### PROBLEM TO SOLVE:
Print the listing below exactly.

(Stored records)
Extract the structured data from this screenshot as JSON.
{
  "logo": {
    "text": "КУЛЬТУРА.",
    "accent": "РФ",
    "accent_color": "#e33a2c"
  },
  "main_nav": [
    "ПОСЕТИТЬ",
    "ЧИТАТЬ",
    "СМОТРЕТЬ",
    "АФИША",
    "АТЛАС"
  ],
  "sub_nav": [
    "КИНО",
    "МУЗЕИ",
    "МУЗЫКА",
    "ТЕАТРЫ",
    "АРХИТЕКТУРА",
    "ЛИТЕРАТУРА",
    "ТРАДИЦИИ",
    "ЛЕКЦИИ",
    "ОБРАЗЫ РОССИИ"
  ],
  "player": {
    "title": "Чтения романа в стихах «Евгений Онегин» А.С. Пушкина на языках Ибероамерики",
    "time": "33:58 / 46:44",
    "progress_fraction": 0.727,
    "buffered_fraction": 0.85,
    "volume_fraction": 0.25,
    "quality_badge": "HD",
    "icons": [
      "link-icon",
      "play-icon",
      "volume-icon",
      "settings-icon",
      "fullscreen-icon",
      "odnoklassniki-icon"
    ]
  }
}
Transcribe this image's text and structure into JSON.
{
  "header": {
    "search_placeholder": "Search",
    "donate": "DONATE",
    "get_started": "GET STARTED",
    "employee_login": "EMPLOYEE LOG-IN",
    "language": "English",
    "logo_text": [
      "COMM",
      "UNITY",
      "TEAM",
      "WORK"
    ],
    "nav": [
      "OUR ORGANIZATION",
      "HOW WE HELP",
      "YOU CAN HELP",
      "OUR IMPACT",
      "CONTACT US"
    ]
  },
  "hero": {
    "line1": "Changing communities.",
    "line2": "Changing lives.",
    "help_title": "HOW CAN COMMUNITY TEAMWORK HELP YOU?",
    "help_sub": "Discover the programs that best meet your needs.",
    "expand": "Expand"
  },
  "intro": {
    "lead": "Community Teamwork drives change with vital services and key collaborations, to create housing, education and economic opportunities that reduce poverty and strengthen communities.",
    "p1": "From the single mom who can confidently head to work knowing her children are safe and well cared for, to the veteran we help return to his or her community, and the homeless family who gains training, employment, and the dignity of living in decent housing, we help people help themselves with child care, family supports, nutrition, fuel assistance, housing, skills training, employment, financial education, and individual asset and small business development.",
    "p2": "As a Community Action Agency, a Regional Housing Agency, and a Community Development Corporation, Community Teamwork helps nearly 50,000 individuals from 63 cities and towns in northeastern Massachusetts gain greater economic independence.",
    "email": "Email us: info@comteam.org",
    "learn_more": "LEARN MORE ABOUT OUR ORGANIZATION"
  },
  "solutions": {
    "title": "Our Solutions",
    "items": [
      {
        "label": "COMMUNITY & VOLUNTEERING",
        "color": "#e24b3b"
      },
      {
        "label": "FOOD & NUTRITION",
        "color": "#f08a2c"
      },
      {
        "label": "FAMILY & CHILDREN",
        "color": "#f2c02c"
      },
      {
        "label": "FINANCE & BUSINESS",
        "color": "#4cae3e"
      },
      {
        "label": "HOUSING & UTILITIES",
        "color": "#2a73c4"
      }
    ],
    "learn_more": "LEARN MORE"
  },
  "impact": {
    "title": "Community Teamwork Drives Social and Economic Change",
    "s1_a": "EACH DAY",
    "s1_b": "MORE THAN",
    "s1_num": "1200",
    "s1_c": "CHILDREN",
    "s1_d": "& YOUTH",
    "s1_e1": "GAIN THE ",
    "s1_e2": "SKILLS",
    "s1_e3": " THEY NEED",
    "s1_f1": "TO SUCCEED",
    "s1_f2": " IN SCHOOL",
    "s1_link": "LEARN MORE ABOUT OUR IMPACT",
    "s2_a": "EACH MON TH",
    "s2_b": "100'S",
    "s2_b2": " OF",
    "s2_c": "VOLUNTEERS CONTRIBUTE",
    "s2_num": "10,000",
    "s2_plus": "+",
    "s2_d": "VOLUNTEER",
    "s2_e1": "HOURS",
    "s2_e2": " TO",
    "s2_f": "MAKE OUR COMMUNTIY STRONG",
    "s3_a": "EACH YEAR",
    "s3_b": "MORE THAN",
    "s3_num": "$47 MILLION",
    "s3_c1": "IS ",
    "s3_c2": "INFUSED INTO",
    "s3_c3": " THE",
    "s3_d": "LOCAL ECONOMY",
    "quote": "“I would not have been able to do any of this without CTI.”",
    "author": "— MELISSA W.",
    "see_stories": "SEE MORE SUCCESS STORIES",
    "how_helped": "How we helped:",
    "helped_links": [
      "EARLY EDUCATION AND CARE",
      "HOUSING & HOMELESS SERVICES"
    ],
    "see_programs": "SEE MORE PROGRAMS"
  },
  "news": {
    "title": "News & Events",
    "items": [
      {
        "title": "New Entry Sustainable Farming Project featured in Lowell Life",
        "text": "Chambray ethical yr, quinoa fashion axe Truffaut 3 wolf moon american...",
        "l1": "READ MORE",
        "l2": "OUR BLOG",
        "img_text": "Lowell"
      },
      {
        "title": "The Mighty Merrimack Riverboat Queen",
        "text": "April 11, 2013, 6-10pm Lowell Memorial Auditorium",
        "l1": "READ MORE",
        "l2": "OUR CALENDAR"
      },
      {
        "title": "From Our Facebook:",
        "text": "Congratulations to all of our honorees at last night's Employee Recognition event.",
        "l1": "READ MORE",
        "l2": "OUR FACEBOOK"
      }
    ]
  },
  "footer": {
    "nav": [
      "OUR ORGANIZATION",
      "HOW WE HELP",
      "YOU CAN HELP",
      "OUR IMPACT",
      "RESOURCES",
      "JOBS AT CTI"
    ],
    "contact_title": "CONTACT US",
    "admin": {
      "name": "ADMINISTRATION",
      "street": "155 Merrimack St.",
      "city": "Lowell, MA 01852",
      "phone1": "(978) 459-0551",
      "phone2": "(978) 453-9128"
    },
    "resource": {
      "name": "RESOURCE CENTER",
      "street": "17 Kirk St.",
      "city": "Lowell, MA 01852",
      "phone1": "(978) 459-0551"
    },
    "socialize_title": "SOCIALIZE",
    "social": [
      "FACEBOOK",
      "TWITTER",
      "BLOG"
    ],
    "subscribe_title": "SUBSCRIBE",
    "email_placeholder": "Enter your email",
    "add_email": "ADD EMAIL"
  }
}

### CORRECT ANSWER:
Extract the structured data from this screenshot as JSON.
{
  "logo": {
    "text": "КУЛЬТУРА.",
    "accent": "РФ",
    "accent_color": "#e33a2c"
  },
  "main_nav": [
    "ПОСЕТИТЬ",
    "ЧИТАТЬ",
    "СМОТРЕТЬ",
    "АФИША",
    "АТЛАС"
  ],
  "sub_nav": [
    "КИНО",
    "МУЗЕИ",
    "МУЗЫКА",
    "ТЕАТРЫ",
    "АРХИТЕКТУРА",
    "ЛИТЕРАТУРА",
    "ТРАДИЦИИ",
    "ЛЕКЦИИ",
    "ОБРАЗЫ РОССИИ"
  ],
  "player": {
    "title": "Чтения романа в стихах «Евгений Онегин» А.С. Пушкина на языках Ибероамерики",
    "time": "33:58 / 46:44",
    "progress_fraction": 0.727,
    "buffered_fraction": 0.85,
    "volume_fraction": 0.25,
    "quality_badge": "HD",
    "icons": [
      "link-icon",
      "play-icon",
      "volume-icon",
      "settings-icon",
      "fullscreen-icon",
      "odnoklassniki-icon"
    ]
  }
}
Transcribe this image's text and structure into JSON.
{
  "header": {
    "search_placeholder": "Search",
    "donate": "DONATE",
    "get_started": "GET STARTED",
    "employee_login": "EMPLOYEE LOG-IN",
    "language": "English",
    "logo_text": [
      "COMM",
      "UNITY",
      "TEAM",
      "WORK"
    ],
    "nav": [
      "OUR ORGANIZATION",
      "HOW WE HELP",
      "YOU CAN HELP",
      "OUR IMPACT",
      "CONTACT US"
    ]
  },
  "hero": {
    "line1": "Changing communities.",
    "line2": "Changing lives.",
    "help_title": "HOW CAN COMMUNITY TEAMWORK HELP YOU?",
    "help_sub": "Discover the programs that best meet your needs.",
    "expand": "Expand"
  },
  "intro": {
    "lead": "Community Teamwork drives change with vital services and key collaborations, to create housing, education and economic opportunities that reduce poverty and strengthen communities.",
    "p1": "From the single mom who can confidently head to work knowing her children are safe and well cared for, to the veteran we help return to his or her community, and the homeless family who gains training, employment, and the dignity of living in decent housing, we help people help themselves with child care, family supports, nutrition, fuel assistance, housing, skills training, employment, financial education, and individual asset and small business development.",
    "p2": "As a Community Action Agency, a Regional Housing Agency, and a Community Development Corporation, Community Teamwork helps nearly 50,000 individuals from 63 cities and towns in northeastern Massachusetts gain greater economic independence.",
    "email": "Email us: info@comteam.org",
    "learn_more": "LEARN MORE ABOUT OUR ORGANIZATION"
  },
  "solutions": {
    "title": "Our Solutions",
    "items": [
      {
        "label": "COMMUNITY & VOLUNTEERING",
        "color": "#e24b3b"
      },
      {
        "label": "FOOD & NUTRITION",
        "color": "#f08a2c"
      },
      {
        "label": "FAMILY & CHILDREN",
        "color": "#f2c02c"
      },
      {
        "label": "FINANCE & BUSINESS",
        "color": "#4cae3e"
      },
      {
        "label": "HOUSING & UTILITIES",
        "color": "#2a73c4"
      }
    ],
    "learn_more": "LEARN MORE"
  },
  "impact": {
    "title": "Community Teamwork Drives Social and Economic Change",
    "s1_a": "EACH DAY",
    "s1_b": "MORE THAN",
    "s1_num": "1200",
    "s1_c": "CHILDREN",
    "s1_d": "& YOUTH",
    "s1_e1": "GAIN THE ",
    "s1_e2": "SKILLS",
    "s1_e3": " THEY NEED",
    "s1_f1": "TO SUCCEED",
    "s1_f2": " IN SCHOOL",
    "s1_link": "LEARN MORE ABOUT OUR IMPACT",
    "s2_a": "EACH MON TH",
    "s2_b": "100'S",
    "s2_b2": " OF",
    "s2_c": "VOLUNTEERS CONTRIBUTE",
    "s2_num": "10,000",
    "s2_plus": "+",
    "s2_d": "VOLUNTEER",
    "s2_e1": "HOURS",
    "s2_e2": " TO",
    "s2_f": "MAKE OUR COMMUNTIY STRONG",
    "s3_a": "EACH YEAR",
    "s3_b": "MORE THAN",
    "s3_num": "$47 MILLION",
    "s3_c1": "IS ",
    "s3_c2": "INFUSED INTO",
    "s3_c3": " THE",
    "s3_d": "LOCAL ECONOMY",
    "quote": "“I would not have been able to do any of this without CTI.”",
    "author": "— MELISSA W.",
    "see_stories": "SEE MORE SUCCESS STORIES",
    "how_helped": "How we helped:",
    "helped_links": [
      "EARLY EDUCATION AND CARE",
      "HOUSING & HOMELESS SERVICES"
    ],
    "see_programs": "SEE MORE PROGRAMS"
  },
  "news": {
    "title": "News & Events",
    "items": [
      {
        "title": "New Entry Sustainable Farming Project featured in Lowell Life",
        "text": "Chambray ethical yr, quinoa fashion axe Truffaut 3 wolf moon american...",
        "l1": "READ MORE",
        "l2": "OUR BLOG",
        "img_text": "Lowell"
      },
      {
        "title": "The Mighty Merrimack Riverboat Queen",
        "text": "April 11, 2013, 6-10pm Lowell Memorial Auditorium",
        "l1": "READ MORE",
        "l2": "OUR CALENDAR"
      },
      {
        "title": "From Our Facebook:",
        "text": "Congratulations to all of our honorees at last night's Employee Recognition event.",
        "l1": "READ MORE",
        "l2": "OUR FACEBOOK"
      }
    ]
  },
  "footer": {
    "nav": [
      "OUR ORGANIZATION",
      "HOW WE HELP",
      "YOU CAN HELP",
      "OUR IMPACT",
      "RESOURCES",
      "JOBS AT CTI"
    ],
    "contact_title": "CONTACT US",
    "admin": {
      "name": "ADMINISTRATION",
      "street": "155 Merrimack St.",
      "city": "Lowell, MA 01852",
      "phone1": "(978) 459-0551",
      "phone2": "(978) 453-9128"
    },
    "resource": {
      "name": "RESOURCE CENTER",
      "street": "17 Kirk St.",
      "city": "Lowell, MA 01852",
      "phone1": "(978) 459-0551"
    },
    "socialize_title": "SOCIALIZE",
    "social": [
      "FACEBOOK",
      "TWITTER",
      "BLOG"
    ],
    "subscribe_title": "SUBSCRIBE",
    "email_placeholder": "Enter your email",
    "add_email": "ADD EMAIL"
  }
}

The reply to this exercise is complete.